__Written task__
Repeat all of the records verbatim.

── Exercise inputs ──

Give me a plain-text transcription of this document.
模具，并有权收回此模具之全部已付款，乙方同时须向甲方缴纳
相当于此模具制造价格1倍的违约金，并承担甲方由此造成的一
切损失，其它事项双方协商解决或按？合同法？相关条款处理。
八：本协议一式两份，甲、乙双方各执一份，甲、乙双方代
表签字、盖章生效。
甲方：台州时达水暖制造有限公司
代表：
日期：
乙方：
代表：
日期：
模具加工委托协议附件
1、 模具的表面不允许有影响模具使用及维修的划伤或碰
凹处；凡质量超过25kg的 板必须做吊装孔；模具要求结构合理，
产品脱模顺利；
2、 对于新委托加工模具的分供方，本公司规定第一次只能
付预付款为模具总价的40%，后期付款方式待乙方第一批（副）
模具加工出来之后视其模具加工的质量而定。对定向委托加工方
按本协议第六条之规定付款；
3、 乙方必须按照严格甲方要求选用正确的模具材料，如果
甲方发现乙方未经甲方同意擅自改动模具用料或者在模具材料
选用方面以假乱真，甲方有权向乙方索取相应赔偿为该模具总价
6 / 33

───

__Answer below__
Give me a plain-text transcription of this document.
模具，并有权收回此模具之全部已付款，乙方同时须向甲方缴纳
相当于此模具制造价格1倍的违约金，并承担甲方由此造成的一
切损失，其它事项双方协商解决或按？合同法？相关条款处理。
八：本协议一式两份，甲、乙双方各执一份，甲、乙双方代
表签字、盖章生效。
甲方：台州时达水暖制造有限公司
代表：
日期：
乙方：
代表：
日期：
模具加工委托协议附件
1、 模具的表面不允许有影响模具使用及维修的划伤或碰
凹处；凡质量超过25kg的 板必须做吊装孔；模具要求结构合理，
产品脱模顺利；
2、 对于新委托加工模具的分供方，本公司规定第一次只能
付预付款为模具总价的40%，后期付款方式待乙方第一批（副）
模具加工出来之后视其模具加工的质量而定。对定向委托加工方
按本协议第六条之规定付款；
3、 乙方必须按照严格甲方要求选用正确的模具材料，如果
甲方发现乙方未经甲方同意擅自改动模具用料或者在模具材料
选用方面以假乱真，甲方有权向乙方索取相应赔偿为该模具总价
6 / 33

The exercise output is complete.